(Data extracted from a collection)
----------
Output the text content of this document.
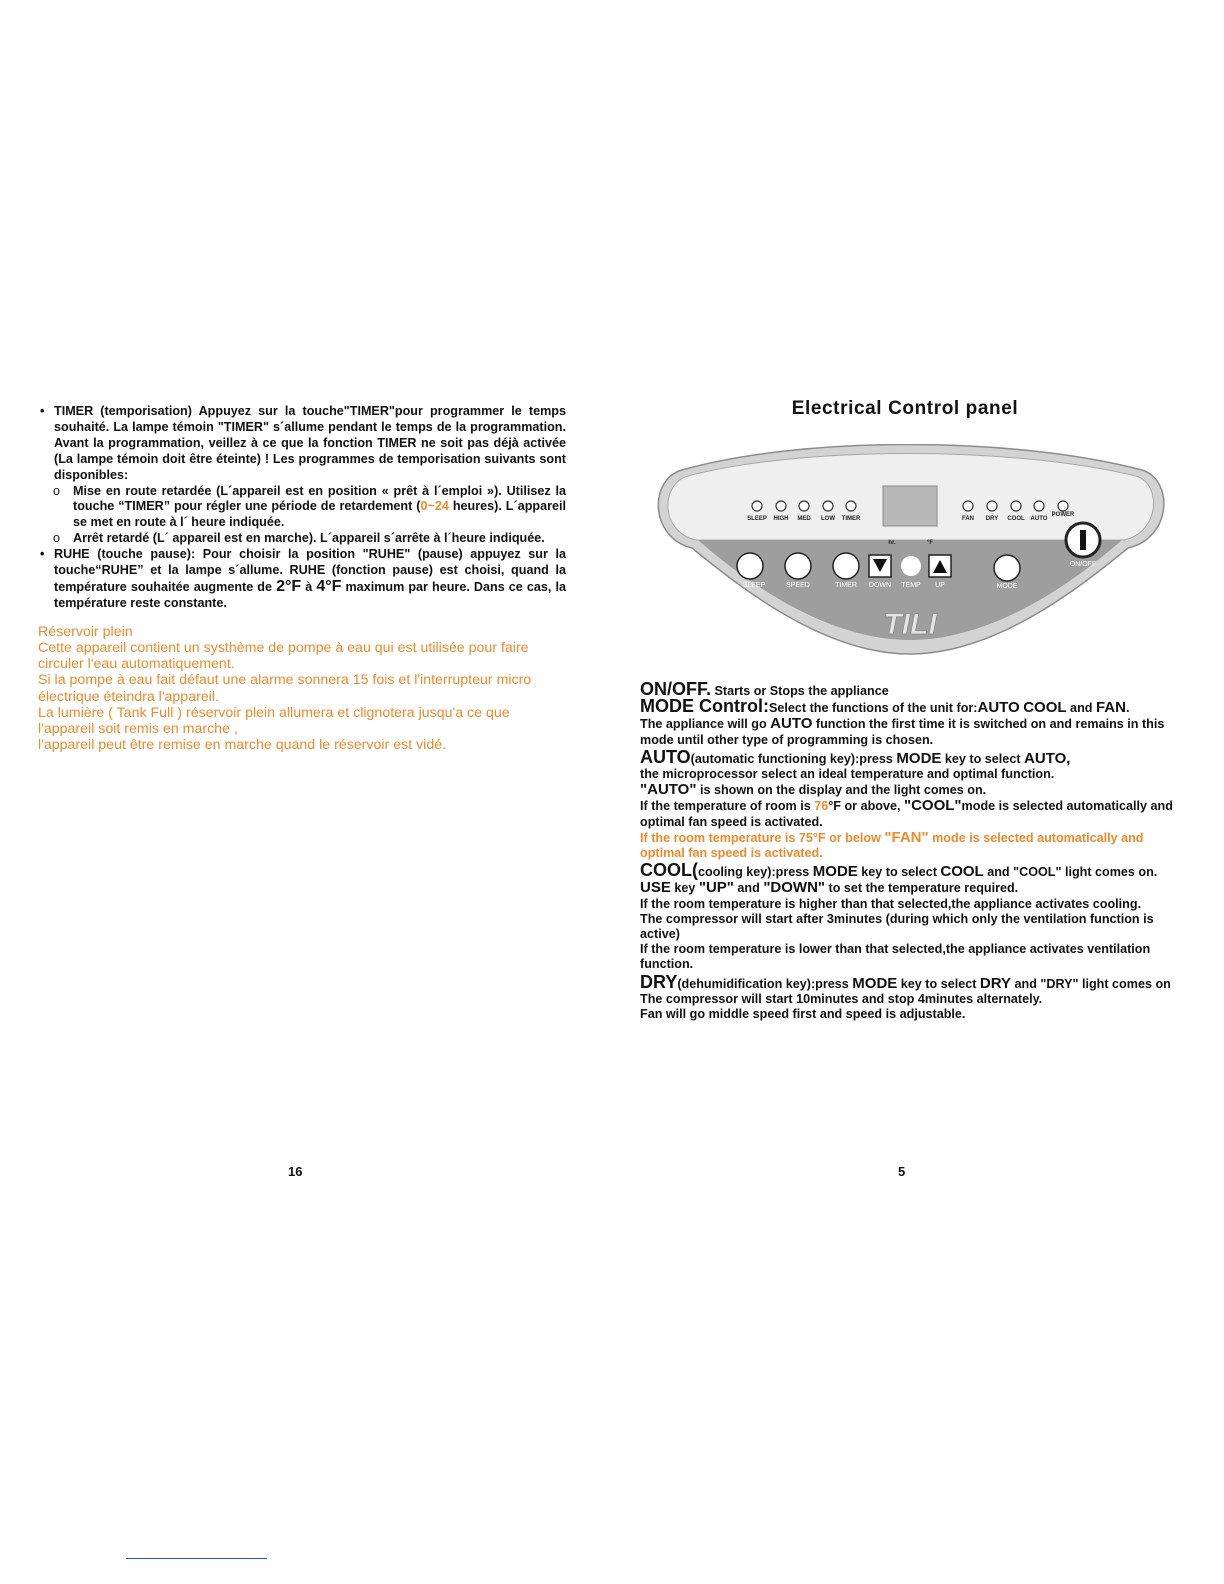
• TIMER (temporisation) Appuyez sur la touche"TIMER"pour programmer le temps souhaité. La lampe témoin "TIMER" s´allume pendant le temps de la programmation. Avant la programmation, veillez à ce que la fonction TIMER ne soit pas déjà activée (La lampe témoin doit être éteinte) ! Les programmes de temporisation suivants sont disponibles:
o Mise en route retardée (L´appareil est en position « prêt à l´emploi »). Utilisez la touche “TIMER” pour régler une période de retardement (0~24 heures). L´appareil se met en route à l´ heure indiquée.
o Arrêt retardé (L´ appareil est en marche). L´appareil s´arrête à l´heure indiquée.
• RUHE (touche pause): Pour choisir la position "RUHE" (pause) appuyez sur la touche“RUHE” et la lampe s´allume. RUHE (fonction pause) est choisi, quand la température souhaitée augmente de 2°F à 4°F maximum par heure. Dans ce cas, la température reste constante.
Réservoir plein
Cette appareil contient un systhème de pompe à eau qui est utilisée pour faire circuler l'eau automatiquement.
Si la pompe à eau fait défaut une alarme sonnera 15 fois et l'interrupteur micro électrique éteindra l'appareil.
La lumière ( Tank Full ) réservoir plein allumera et clignotera jusqu'a ce que l'appareil soit remis en marche ,
l'appareil peut être remise en marche quand le réservoir est vidé.
16
Electrical Control panel
SLEEP HIGH MED LOW TIMER	FAN DRY COOL AUTO
POWER
hr.	°F
SLEEP	SPEED	TIMER DOWN TEMP UP	MODE
ON/OFF
TILI
ON/OFF. Starts or Stops the appliance
MODE Control:Select the functions of the unit for:AUTO COOL and FAN.
The appliance will go AUTO function the first time it is switched on and remains in this mode until other type of programming is chosen.
AUTO(automatic functioning key):press MODE key to select AUTO,
the microprocessor select an ideal temperature and optimal function.
"AUTO" is shown on the display and the light comes on.
If the temperature of room is 76°F or above, "COOL"mode is selected automatically and optimal fan speed is activated.
If the room temperature is 75°F or below "FAN" mode is selected automatically and optimal fan speed is activated.
COOL(cooling key):press MODE key to select COOL and "COOL" light comes on. USE key "UP" and "DOWN" to set the temperature required.
If the room temperature is higher than that selected,the appliance activates cooling.
The compressor will start after 3minutes (during which only the ventilation function is active)
If the room temperature is lower than that selected,the appliance activates ventilation function.
DRY(dehumidification key):press MODE key to select DRY and "DRY" light comes on
The compressor will start 10minutes and stop 4minutes alternately.
Fan will go middle speed first and speed is adjustable.
5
----------
WHAT THIS TASK INVOLVES – Above are entries; state the number of lines among them that contain "pompe", and nothing else.

FULL ANSWER – 2